Identify each line below that contains the word "Cboe", and copy it out.

[Part of a data file]
#####

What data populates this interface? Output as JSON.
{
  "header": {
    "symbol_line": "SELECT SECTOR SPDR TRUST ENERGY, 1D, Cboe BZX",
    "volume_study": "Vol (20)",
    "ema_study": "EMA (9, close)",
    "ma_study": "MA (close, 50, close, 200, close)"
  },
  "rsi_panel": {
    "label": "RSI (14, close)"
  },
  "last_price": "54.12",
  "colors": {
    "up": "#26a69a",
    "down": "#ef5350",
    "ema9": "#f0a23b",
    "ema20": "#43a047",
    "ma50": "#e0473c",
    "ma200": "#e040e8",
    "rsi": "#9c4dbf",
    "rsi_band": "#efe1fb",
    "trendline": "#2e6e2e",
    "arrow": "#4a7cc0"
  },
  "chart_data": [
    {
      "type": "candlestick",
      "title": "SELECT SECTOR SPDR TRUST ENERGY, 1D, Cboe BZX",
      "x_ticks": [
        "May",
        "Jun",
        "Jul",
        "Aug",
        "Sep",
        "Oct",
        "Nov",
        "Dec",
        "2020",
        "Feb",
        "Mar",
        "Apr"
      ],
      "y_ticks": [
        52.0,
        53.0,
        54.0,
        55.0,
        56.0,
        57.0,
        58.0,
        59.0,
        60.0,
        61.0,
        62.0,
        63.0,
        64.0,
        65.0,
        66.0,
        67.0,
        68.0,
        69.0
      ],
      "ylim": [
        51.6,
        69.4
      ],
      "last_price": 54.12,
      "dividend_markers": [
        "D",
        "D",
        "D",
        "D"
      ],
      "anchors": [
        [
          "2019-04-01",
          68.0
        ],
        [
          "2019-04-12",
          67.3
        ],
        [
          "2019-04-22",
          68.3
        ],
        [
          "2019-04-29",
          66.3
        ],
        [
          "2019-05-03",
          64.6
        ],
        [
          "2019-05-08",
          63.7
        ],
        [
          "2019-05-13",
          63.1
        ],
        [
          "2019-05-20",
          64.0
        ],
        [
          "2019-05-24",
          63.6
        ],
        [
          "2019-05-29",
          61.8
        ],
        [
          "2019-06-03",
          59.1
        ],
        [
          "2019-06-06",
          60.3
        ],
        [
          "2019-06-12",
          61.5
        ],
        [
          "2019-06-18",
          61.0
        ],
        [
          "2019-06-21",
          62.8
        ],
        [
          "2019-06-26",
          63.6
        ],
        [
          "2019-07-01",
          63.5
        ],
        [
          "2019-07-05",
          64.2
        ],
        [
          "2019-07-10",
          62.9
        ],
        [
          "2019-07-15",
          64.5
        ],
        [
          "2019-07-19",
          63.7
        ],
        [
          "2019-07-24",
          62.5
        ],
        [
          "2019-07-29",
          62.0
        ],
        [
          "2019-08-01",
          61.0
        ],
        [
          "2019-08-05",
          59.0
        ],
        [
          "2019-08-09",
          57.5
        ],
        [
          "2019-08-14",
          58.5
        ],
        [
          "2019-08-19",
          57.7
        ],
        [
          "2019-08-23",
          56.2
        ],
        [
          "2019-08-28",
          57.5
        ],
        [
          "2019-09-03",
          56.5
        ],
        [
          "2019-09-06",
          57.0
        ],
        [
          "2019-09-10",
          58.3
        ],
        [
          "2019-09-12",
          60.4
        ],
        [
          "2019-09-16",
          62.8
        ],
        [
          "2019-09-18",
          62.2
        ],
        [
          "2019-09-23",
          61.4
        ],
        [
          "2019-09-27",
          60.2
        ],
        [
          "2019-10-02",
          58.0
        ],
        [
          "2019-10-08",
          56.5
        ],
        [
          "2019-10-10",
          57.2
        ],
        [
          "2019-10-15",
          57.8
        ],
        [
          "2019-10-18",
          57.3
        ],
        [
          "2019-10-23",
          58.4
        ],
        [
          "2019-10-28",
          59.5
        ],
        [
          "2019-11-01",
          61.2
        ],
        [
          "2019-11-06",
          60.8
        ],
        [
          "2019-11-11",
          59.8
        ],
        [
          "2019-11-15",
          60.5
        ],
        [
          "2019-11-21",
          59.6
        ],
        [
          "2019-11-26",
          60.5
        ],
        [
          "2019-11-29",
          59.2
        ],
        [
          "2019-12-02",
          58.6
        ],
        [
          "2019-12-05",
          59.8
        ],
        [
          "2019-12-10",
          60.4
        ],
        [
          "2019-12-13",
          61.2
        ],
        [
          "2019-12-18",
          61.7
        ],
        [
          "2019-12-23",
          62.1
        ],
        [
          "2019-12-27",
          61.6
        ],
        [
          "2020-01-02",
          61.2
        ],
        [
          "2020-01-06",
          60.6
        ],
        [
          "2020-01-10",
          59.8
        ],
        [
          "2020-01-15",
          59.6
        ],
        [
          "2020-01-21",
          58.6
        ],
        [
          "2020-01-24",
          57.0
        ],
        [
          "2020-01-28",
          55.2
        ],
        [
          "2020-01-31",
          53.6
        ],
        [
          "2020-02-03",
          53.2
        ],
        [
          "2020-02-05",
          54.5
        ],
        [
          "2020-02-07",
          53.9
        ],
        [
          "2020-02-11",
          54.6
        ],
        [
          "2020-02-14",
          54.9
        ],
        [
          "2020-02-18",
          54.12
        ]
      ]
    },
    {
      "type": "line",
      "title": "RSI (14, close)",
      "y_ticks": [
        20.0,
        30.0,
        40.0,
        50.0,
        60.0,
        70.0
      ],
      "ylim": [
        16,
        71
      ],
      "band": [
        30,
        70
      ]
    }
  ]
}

#####

OUTPUT FOR THIS TASK:
    "symbol_line": "SELECT SECTOR SPDR TRUST ENERGY, 1D, Cboe BZX",
      "title": "SELECT SECTOR SPDR TRUST ENERGY, 1D, Cboe BZX",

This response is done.